### Instruction:
Transcribe the records below exactly as they appear, omitting any pictures.

### Stored records:
☆ ☆ ☆

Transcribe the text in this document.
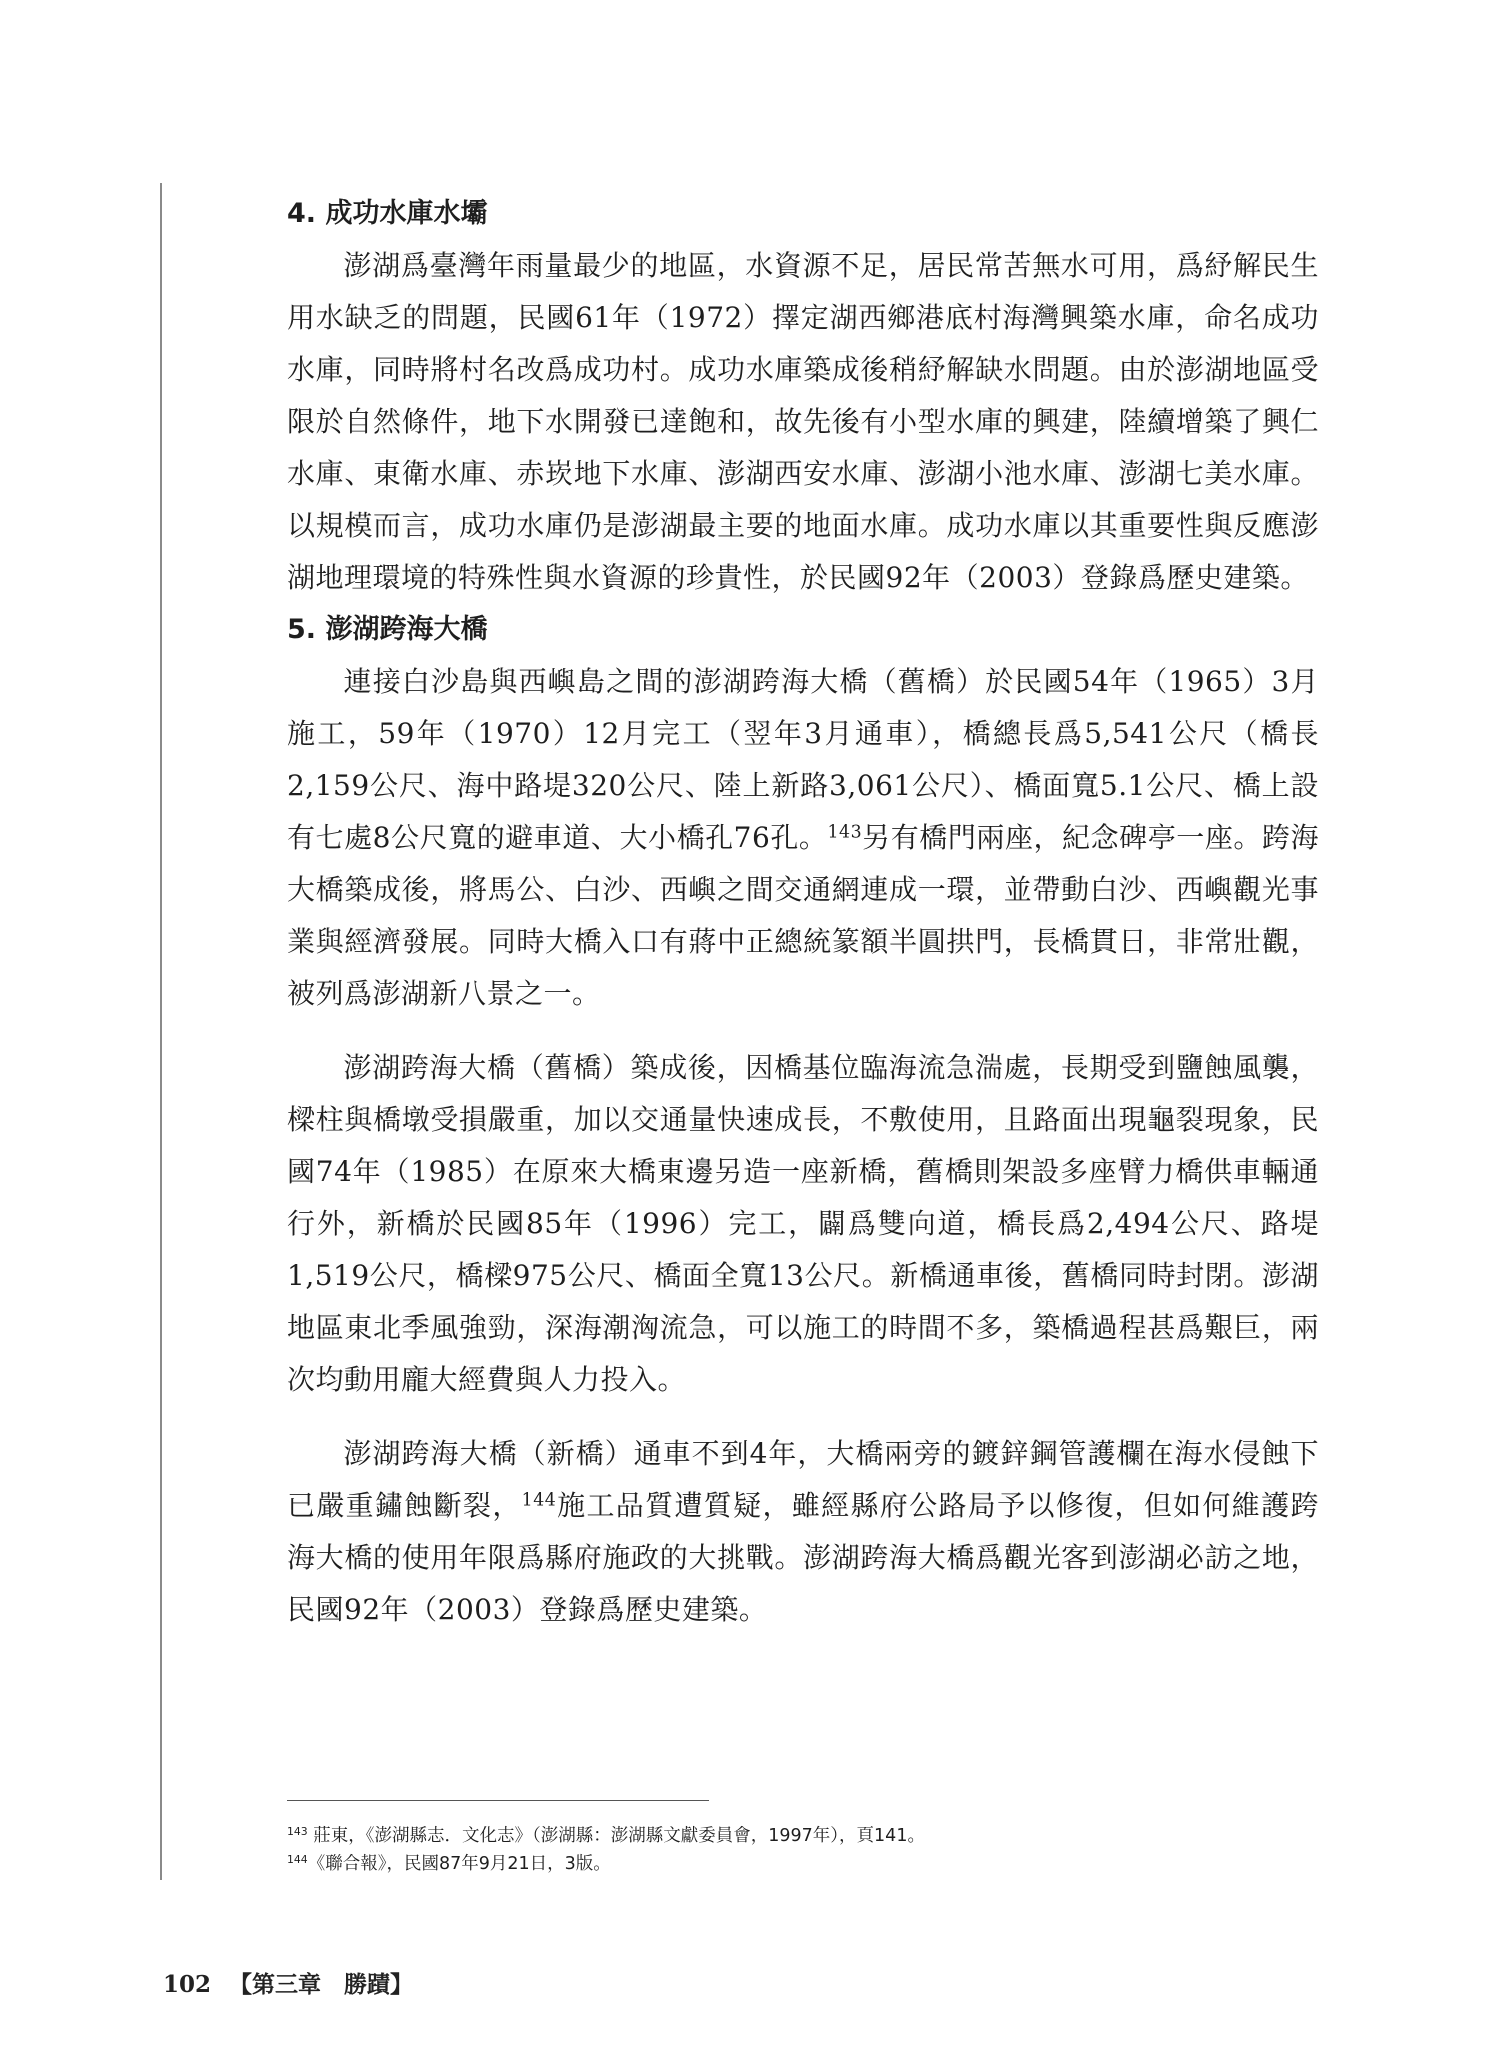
4. 成功水庫水壩

澎湖爲臺灣年雨量最少的地區，水資源不足，居民常苦無水可用，爲紓解民生用水缺乏的問題，民國61年（1972）擇定湖西鄉港底村海灣興築水庫，命名成功水庫，同時將村名改爲成功村。成功水庫築成後稍紓解缺水問題。由於澎湖地區受限於自然條件，地下水開發已達飽和，故先後有小型水庫的興建，陸續增築了興仁水庫、東衛水庫、赤崁地下水庫、澎湖西安水庫、澎湖小池水庫、澎湖七美水庫。以規模而言，成功水庫仍是澎湖最主要的地面水庫。成功水庫以其重要性與反應澎湖地理環境的特殊性與水資源的珍貴性，於民國92年（2003）登錄爲歷史建築。

5. 澎湖跨海大橋

連接白沙島與西嶼島之間的澎湖跨海大橋（舊橋）於民國54年（1965）3月施工，59年（1970）12月完工（翌年3月通車），橋總長爲5,541公尺（橋長2,159公尺、海中路堤320公尺、陸上新路3,061公尺）、橋面寬5.1公尺、橋上設有七處8公尺寬的避車道、大小橋孔76孔。$^{143}$另有橋門兩座，紀念碑亭一座。跨海大橋築成後，將馬公、白沙、西嶼之間交通網連成一環，並帶動白沙、西嶼觀光事業與經濟發展。同時大橋入口有蔣中正總統篆額半圓拱門，長橋貫日，非常壯觀，被列爲澎湖新八景之一。

澎湖跨海大橋（舊橋）築成後，因橋基位臨海流急湍處，長期受到鹽蝕風襲，樑柱與橋墩受損嚴重，加以交通量快速成長，不敷使用，且路面出現龜裂現象，民國74年（1985）在原來大橋東邊另造一座新橋，舊橋則架設多座臂力橋供車輛通行外，新橋於民國85年（1996）完工，闢爲雙向道，橋長爲2,494公尺、路堤1,519公尺，橋樑975公尺、橋面全寬13公尺。新橋通車後，舊橋同時封閉。澎湖地區東北季風強勁，深海潮洶流急，可以施工的時間不多，築橋過程甚爲艱巨，兩次均動用龐大經費與人力投入。

澎湖跨海大橋（新橋）通車不到4年，大橋兩旁的鍍鋅鋼管護欄在海水侵蝕下已嚴重鏽蝕斷裂，$^{144}$施工品質遭質疑，雖經縣府公路局予以修復，但如何維護跨海大橋的使用年限爲縣府施政的大挑戰。澎湖跨海大橋爲觀光客到澎湖必訪之地，民國92年（2003）登錄爲歷史建築。

$^{143}$ 莊東，《澎湖縣志．文化志》（澎湖縣：澎湖縣文獻委員會，1997年），頁141。

$^{144}$《聯合報》，民國87年9月21日，3版。

102 【第三章　勝蹟】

☆ ☆ ☆

### Answer to this task:
Transcribe the text in this document.
4. 成功水庫水壩

澎湖爲臺灣年雨量最少的地區，水資源不足，居民常苦無水可用，爲紓解民生用水缺乏的問題，民國61年（1972）擇定湖西鄉港底村海灣興築水庫，命名成功水庫，同時將村名改爲成功村。成功水庫築成後稍紓解缺水問題。由於澎湖地區受限於自然條件，地下水開發已達飽和，故先後有小型水庫的興建，陸續增築了興仁水庫、東衛水庫、赤崁地下水庫、澎湖西安水庫、澎湖小池水庫、澎湖七美水庫。以規模而言，成功水庫仍是澎湖最主要的地面水庫。成功水庫以其重要性與反應澎湖地理環境的特殊性與水資源的珍貴性，於民國92年（2003）登錄爲歷史建築。

5. 澎湖跨海大橋

連接白沙島與西嶼島之間的澎湖跨海大橋（舊橋）於民國54年（1965）3月施工，59年（1970）12月完工（翌年3月通車），橋總長爲5,541公尺（橋長2,159公尺、海中路堤320公尺、陸上新路3,061公尺）、橋面寬5.1公尺、橋上設有七處8公尺寬的避車道、大小橋孔76孔。$^{143}$另有橋門兩座，紀念碑亭一座。跨海大橋築成後，將馬公、白沙、西嶼之間交通網連成一環，並帶動白沙、西嶼觀光事業與經濟發展。同時大橋入口有蔣中正總統篆額半圓拱門，長橋貫日，非常壯觀，被列爲澎湖新八景之一。

澎湖跨海大橋（舊橋）築成後，因橋基位臨海流急湍處，長期受到鹽蝕風襲，樑柱與橋墩受損嚴重，加以交通量快速成長，不敷使用，且路面出現龜裂現象，民國74年（1985）在原來大橋東邊另造一座新橋，舊橋則架設多座臂力橋供車輛通行外，新橋於民國85年（1996）完工，闢爲雙向道，橋長爲2,494公尺、路堤1,519公尺，橋樑975公尺、橋面全寬13公尺。新橋通車後，舊橋同時封閉。澎湖地區東北季風強勁，深海潮洶流急，可以施工的時間不多，築橋過程甚爲艱巨，兩次均動用龐大經費與人力投入。

澎湖跨海大橋（新橋）通車不到4年，大橋兩旁的鍍鋅鋼管護欄在海水侵蝕下已嚴重鏽蝕斷裂，$^{144}$施工品質遭質疑，雖經縣府公路局予以修復，但如何維護跨海大橋的使用年限爲縣府施政的大挑戰。澎湖跨海大橋爲觀光客到澎湖必訪之地，民國92年（2003）登錄爲歷史建築。

$^{143}$ 莊東，《澎湖縣志．文化志》（澎湖縣：澎湖縣文獻委員會，1997年），頁141。

$^{144}$《聯合報》，民國87年9月21日，3版。

102 【第三章　勝蹟】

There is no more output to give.